__Provided entries__:
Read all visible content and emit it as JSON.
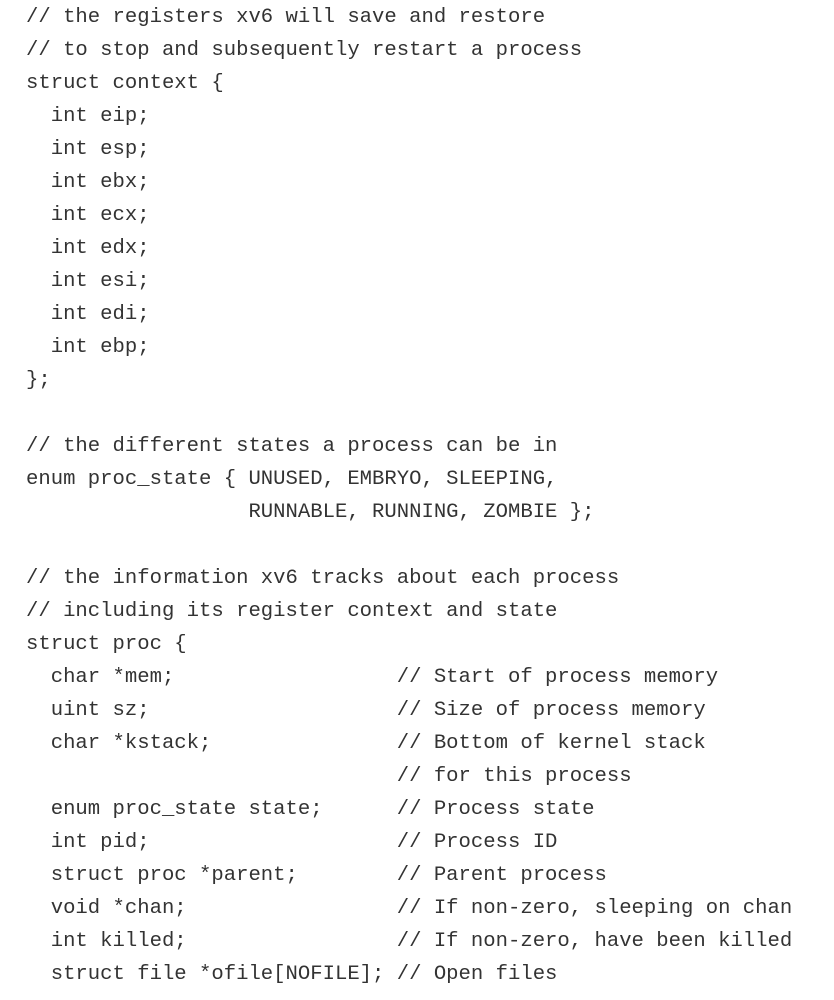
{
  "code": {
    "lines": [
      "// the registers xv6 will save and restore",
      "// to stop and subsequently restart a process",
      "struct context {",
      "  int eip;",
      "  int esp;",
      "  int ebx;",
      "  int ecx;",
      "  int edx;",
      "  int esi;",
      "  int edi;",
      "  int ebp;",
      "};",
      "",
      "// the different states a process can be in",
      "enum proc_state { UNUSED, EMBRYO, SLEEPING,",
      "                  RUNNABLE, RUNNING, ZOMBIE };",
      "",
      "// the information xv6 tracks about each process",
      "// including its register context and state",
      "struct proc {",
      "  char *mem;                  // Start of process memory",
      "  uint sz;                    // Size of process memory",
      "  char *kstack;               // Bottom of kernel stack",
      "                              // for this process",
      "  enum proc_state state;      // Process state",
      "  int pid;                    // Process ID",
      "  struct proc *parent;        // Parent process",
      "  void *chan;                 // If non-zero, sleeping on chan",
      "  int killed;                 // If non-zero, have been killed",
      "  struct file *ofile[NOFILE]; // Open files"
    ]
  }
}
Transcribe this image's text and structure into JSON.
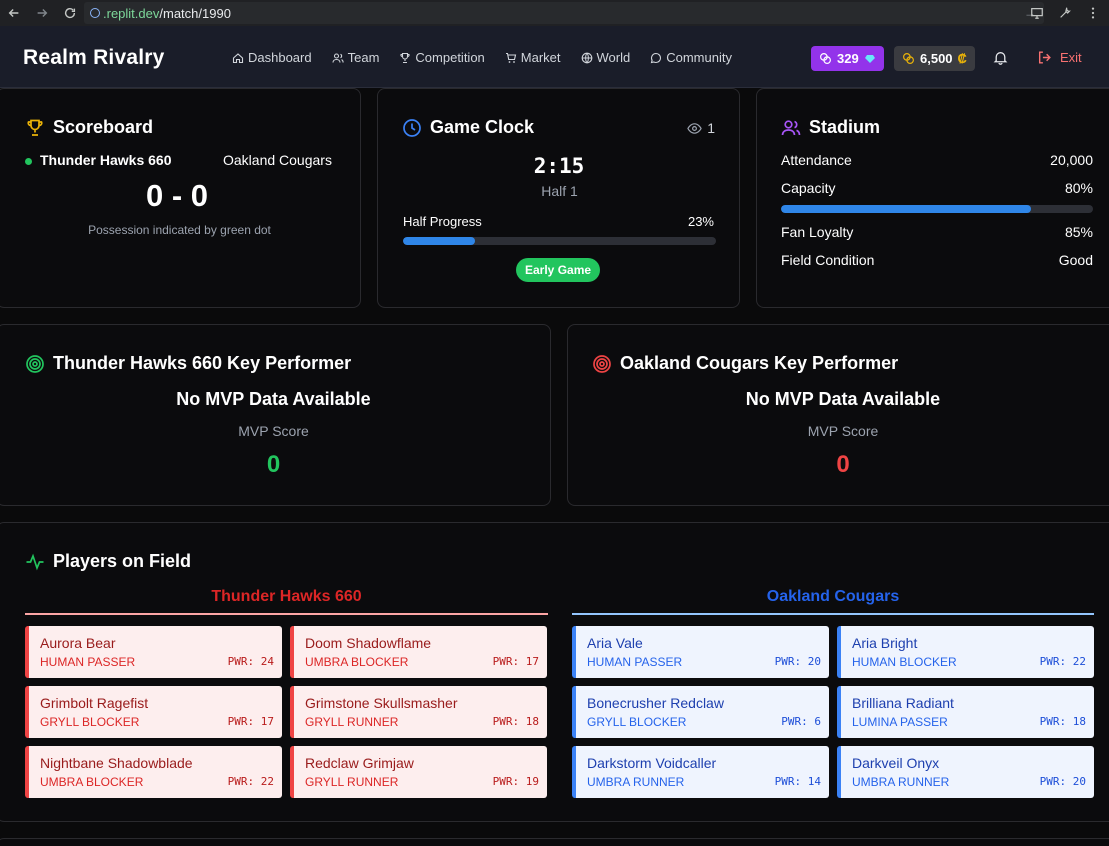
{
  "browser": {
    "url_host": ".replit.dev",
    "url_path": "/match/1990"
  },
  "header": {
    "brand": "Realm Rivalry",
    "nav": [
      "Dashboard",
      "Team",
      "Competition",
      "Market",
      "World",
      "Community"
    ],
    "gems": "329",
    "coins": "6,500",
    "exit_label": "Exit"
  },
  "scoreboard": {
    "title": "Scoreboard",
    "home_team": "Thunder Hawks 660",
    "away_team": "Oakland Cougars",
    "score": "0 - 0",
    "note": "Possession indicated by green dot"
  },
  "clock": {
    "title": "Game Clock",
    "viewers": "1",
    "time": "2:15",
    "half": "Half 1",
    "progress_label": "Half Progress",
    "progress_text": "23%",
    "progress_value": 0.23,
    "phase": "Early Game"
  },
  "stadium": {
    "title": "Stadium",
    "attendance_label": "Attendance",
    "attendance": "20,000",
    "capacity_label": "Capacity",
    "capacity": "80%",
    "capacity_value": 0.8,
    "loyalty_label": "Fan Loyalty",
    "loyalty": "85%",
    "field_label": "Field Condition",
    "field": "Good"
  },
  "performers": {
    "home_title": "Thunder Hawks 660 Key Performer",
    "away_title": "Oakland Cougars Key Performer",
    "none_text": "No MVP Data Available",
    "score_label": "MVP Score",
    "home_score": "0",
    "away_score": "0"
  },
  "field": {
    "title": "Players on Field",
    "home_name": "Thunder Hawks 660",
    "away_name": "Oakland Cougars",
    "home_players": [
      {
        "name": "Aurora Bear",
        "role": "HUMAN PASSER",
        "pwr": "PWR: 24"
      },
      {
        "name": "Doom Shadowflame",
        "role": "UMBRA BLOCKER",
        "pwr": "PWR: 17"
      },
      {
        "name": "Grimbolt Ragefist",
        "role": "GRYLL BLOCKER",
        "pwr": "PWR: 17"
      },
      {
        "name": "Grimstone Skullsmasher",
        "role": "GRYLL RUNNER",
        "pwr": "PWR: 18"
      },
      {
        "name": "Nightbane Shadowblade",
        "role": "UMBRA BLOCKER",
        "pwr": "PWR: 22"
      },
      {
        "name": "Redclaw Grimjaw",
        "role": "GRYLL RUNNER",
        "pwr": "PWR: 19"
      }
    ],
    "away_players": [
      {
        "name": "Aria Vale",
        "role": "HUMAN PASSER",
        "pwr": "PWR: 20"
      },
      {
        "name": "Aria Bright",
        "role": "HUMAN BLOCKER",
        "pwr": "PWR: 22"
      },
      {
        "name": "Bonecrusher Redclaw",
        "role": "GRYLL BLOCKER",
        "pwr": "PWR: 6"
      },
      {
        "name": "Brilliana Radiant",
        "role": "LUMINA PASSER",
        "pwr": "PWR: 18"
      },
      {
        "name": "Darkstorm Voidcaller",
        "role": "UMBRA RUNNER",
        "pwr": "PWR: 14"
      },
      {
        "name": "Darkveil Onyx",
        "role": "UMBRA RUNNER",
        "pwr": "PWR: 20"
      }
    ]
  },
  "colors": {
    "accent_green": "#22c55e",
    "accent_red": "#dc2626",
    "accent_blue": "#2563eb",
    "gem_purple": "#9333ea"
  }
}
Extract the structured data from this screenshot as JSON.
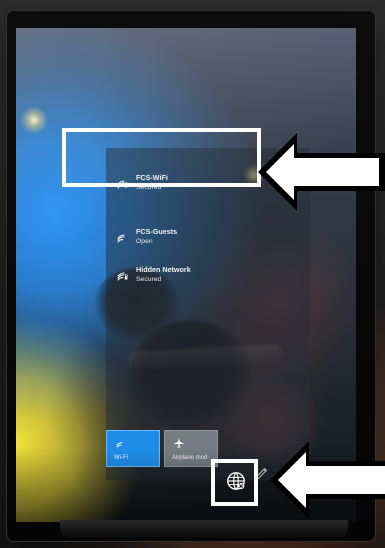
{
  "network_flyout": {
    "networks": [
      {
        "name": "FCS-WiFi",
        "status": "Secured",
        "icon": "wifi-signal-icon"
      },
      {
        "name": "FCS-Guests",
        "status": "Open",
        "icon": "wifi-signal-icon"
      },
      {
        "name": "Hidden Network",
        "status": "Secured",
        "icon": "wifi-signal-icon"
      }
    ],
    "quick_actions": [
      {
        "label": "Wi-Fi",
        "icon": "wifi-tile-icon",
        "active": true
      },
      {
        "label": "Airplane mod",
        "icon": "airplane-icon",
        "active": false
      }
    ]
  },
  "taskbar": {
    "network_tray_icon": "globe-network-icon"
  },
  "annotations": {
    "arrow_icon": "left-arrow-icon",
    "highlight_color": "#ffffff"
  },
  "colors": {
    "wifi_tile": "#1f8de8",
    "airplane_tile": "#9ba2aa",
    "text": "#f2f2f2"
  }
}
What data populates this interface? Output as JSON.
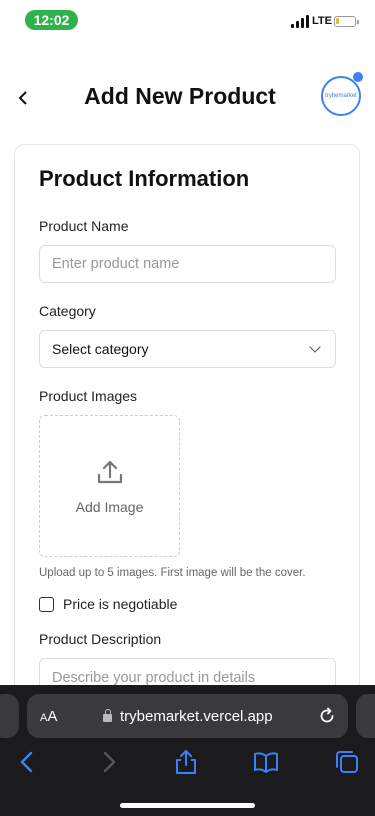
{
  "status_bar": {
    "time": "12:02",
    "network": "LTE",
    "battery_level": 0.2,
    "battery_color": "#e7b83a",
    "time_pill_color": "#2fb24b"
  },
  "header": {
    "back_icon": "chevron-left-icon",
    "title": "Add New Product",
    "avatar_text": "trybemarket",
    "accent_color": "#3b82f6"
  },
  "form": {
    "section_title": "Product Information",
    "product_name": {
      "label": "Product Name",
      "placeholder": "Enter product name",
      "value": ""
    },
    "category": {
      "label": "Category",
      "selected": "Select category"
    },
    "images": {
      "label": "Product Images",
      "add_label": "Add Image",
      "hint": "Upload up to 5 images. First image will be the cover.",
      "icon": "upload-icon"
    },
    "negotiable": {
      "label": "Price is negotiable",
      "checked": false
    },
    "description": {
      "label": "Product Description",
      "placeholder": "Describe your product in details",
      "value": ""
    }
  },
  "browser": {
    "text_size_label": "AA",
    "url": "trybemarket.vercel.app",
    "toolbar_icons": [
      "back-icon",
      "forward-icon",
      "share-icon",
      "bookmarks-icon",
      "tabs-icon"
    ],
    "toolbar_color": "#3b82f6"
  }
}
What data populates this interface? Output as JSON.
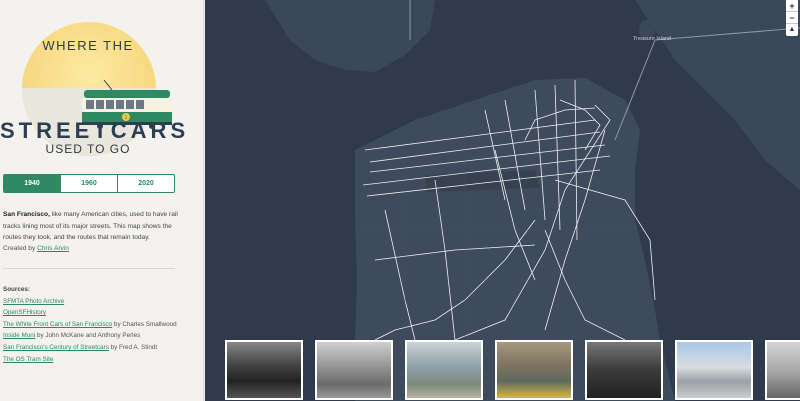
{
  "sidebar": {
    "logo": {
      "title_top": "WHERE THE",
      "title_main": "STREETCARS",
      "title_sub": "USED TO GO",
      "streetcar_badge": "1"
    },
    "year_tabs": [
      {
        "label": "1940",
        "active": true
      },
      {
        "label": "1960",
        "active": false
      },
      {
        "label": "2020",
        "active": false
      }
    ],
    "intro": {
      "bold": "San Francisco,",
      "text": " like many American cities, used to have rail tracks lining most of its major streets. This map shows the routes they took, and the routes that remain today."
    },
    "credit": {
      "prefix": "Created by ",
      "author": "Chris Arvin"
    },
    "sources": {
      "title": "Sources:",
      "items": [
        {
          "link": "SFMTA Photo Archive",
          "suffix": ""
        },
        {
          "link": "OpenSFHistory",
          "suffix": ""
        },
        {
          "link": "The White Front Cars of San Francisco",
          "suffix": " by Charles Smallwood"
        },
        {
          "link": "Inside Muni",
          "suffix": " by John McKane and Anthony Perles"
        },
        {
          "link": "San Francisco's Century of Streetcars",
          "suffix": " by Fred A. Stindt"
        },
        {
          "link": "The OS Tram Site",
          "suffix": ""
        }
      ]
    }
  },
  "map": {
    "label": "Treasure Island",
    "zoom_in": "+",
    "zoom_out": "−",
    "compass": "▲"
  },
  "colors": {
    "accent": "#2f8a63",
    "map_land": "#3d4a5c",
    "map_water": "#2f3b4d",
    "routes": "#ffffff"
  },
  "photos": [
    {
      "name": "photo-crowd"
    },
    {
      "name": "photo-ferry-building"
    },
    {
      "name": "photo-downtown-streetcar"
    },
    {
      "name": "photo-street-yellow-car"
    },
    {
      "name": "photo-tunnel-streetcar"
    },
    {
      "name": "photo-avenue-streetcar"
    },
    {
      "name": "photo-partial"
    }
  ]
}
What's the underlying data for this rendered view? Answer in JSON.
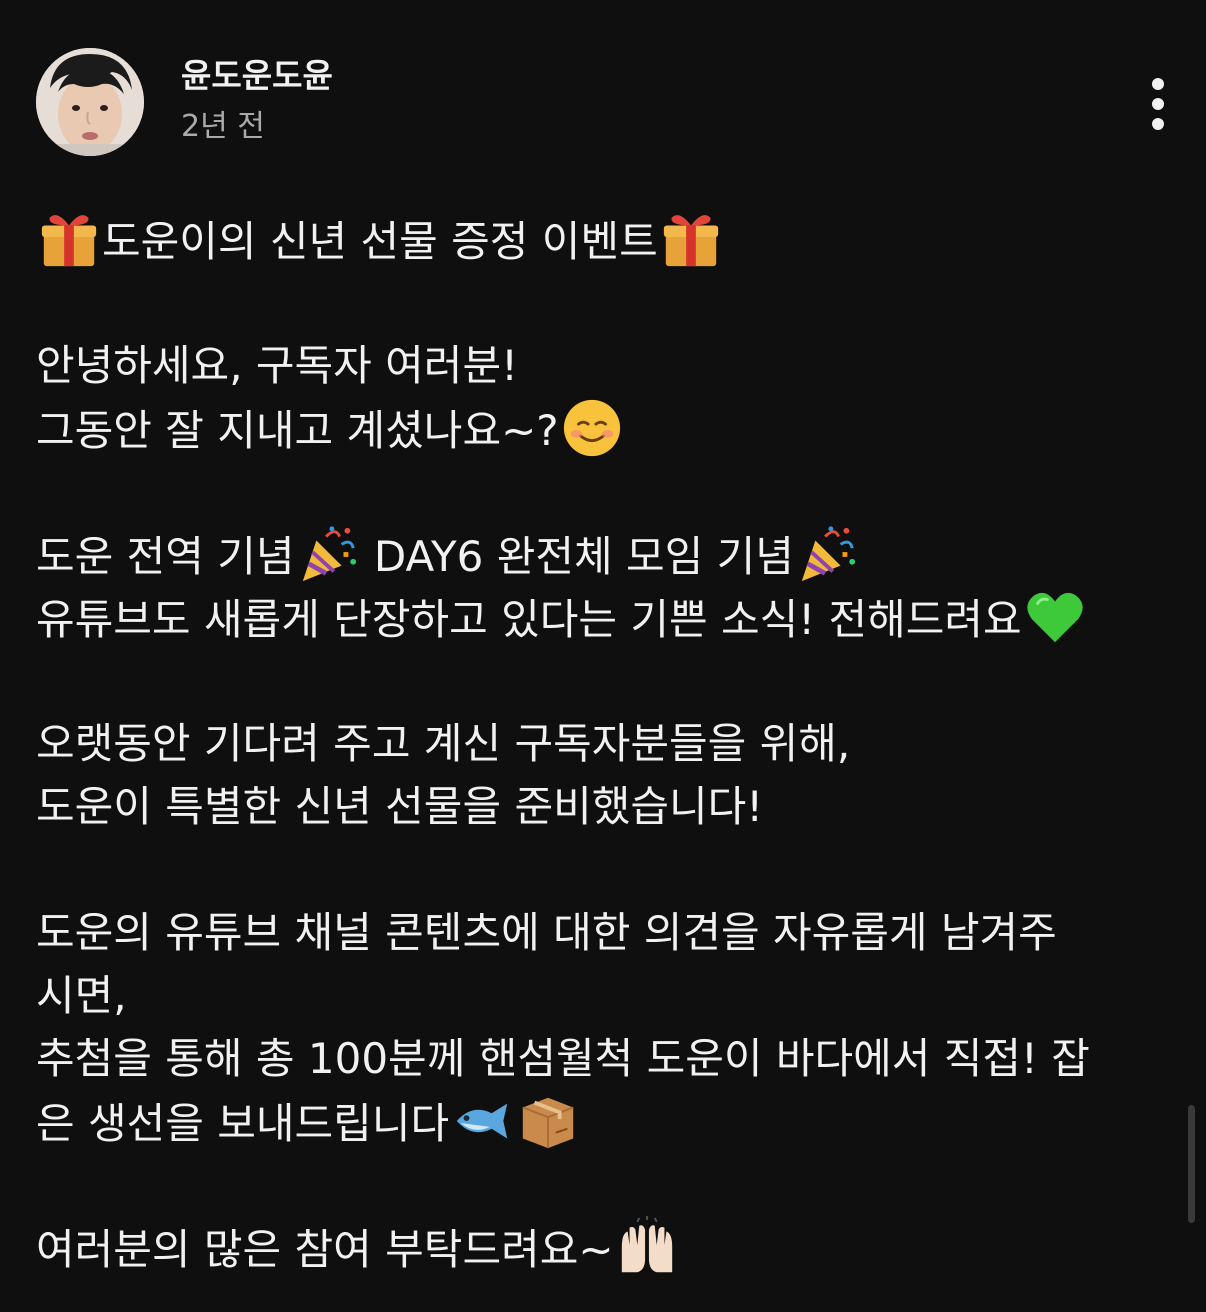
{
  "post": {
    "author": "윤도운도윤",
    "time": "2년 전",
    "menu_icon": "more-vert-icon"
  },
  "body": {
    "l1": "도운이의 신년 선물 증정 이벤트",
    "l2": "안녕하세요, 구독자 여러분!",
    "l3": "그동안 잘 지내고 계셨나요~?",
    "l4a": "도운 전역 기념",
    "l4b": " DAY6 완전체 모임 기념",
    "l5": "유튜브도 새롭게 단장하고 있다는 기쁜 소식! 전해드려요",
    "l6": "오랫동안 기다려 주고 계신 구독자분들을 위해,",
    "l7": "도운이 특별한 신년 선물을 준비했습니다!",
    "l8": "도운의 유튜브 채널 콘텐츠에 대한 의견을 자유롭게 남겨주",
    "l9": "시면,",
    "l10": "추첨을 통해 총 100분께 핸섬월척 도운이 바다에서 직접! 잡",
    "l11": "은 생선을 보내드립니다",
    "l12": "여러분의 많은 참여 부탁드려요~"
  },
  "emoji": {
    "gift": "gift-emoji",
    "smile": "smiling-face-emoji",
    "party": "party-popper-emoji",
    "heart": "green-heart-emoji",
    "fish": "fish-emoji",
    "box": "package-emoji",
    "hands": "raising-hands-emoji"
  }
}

__Short exercise__:
Which lines above contain "memory"? Show each of them.

__The answer__:
      "  char *mem;                  // Start of process memory",
      "  uint sz;                    // Size of process memory",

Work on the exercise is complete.